Directive
Examine the entries and show every line in which the word "content" is found.
- - - -
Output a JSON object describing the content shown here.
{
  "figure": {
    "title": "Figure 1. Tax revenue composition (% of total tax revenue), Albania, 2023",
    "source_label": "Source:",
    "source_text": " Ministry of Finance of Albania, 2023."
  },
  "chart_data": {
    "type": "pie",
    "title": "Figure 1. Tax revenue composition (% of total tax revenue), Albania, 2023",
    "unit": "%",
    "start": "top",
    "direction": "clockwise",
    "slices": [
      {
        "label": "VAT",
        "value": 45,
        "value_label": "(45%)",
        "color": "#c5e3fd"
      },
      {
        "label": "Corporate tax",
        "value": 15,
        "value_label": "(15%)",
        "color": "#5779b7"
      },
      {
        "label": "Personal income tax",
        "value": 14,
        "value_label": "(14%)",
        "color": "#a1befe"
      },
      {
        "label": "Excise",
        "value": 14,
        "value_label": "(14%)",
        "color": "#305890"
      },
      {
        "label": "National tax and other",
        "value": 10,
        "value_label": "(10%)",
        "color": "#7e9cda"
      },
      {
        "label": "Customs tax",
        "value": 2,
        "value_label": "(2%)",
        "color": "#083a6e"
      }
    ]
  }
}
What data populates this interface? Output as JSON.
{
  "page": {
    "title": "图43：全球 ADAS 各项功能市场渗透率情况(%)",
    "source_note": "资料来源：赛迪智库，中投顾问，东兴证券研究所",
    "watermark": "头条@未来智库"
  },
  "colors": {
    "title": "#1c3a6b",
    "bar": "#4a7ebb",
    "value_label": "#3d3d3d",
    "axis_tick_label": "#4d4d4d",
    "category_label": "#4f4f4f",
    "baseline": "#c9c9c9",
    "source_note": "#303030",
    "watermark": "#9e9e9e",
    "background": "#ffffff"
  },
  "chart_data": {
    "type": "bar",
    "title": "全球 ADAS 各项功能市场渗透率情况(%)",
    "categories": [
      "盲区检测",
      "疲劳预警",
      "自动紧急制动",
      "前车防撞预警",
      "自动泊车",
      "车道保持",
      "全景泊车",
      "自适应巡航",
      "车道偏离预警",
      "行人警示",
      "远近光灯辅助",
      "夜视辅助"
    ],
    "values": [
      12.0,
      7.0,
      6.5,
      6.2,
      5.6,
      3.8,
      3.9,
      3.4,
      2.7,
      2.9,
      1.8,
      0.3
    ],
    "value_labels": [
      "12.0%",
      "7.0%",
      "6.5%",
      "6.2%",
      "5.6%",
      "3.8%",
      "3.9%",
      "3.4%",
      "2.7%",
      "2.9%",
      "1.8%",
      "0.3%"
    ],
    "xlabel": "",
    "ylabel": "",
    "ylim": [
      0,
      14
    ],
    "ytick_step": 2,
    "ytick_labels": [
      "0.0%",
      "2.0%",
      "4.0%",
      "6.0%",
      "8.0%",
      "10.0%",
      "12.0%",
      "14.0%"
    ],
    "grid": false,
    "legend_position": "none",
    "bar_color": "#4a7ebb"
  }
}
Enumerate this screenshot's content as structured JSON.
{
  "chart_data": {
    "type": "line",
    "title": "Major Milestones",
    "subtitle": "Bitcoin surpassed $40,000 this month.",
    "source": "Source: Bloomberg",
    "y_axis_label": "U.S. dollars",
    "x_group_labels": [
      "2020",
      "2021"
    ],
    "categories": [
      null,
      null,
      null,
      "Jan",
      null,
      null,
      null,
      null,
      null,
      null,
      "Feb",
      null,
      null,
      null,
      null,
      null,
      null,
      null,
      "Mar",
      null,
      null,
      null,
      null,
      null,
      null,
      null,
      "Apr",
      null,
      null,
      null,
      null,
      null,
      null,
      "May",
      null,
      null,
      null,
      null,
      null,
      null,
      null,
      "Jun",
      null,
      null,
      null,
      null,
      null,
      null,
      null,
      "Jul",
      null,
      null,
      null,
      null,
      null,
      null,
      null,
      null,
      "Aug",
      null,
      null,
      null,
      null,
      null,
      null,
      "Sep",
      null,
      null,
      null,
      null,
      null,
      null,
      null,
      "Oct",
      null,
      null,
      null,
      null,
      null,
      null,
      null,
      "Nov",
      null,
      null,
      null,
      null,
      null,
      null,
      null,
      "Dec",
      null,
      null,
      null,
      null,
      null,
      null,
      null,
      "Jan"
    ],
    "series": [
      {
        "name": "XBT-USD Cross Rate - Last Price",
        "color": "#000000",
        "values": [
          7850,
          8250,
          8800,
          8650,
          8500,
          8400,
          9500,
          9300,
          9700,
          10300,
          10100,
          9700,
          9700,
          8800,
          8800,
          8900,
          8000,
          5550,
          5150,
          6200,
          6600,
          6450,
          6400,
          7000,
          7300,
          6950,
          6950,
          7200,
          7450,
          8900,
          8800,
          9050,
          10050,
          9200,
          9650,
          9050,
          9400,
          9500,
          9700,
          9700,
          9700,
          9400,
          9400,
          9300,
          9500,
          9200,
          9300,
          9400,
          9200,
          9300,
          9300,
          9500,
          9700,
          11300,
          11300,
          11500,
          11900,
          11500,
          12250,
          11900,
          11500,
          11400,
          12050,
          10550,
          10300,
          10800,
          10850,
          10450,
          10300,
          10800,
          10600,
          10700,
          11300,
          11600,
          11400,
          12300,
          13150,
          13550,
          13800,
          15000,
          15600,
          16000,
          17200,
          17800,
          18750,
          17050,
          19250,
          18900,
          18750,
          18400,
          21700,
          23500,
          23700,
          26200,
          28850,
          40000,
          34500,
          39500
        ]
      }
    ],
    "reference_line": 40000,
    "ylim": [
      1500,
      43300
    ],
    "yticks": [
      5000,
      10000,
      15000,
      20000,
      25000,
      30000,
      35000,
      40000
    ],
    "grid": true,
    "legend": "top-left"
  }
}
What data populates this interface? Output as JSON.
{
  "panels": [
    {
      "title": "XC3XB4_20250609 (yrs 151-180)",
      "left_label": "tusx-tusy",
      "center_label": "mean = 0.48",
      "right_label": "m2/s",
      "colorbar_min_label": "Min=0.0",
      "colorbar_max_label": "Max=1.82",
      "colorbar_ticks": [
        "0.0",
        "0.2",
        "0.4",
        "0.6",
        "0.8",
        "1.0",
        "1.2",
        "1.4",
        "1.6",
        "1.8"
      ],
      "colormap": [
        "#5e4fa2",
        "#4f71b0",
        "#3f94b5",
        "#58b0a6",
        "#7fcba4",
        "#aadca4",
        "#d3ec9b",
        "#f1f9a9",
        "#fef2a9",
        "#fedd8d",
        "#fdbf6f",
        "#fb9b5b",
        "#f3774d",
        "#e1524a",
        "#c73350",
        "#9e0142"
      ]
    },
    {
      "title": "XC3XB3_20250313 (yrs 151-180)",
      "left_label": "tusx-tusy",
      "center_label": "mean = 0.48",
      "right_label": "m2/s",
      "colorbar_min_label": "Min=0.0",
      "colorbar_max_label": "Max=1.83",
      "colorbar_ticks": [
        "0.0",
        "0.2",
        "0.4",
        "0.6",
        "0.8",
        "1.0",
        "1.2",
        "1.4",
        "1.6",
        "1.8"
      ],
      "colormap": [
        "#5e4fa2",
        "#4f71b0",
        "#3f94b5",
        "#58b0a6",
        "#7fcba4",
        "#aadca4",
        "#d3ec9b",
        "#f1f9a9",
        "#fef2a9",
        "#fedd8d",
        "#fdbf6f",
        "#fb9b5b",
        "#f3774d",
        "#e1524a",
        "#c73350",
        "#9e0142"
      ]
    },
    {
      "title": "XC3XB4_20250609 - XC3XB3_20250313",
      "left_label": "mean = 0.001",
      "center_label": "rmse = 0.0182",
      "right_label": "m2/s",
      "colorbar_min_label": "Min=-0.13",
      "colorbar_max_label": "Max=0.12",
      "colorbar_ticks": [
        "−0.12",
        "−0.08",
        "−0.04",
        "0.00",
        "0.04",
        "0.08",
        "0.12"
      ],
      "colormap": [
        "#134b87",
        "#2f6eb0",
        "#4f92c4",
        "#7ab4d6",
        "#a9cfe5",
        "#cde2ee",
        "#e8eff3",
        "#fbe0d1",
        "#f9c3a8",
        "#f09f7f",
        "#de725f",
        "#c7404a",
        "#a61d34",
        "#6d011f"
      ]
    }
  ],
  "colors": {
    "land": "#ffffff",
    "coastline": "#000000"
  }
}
- - - -
Solution to the problem
Output a JSON object describing the content shown here.
Enumerate this screenshot's content as structured JSON.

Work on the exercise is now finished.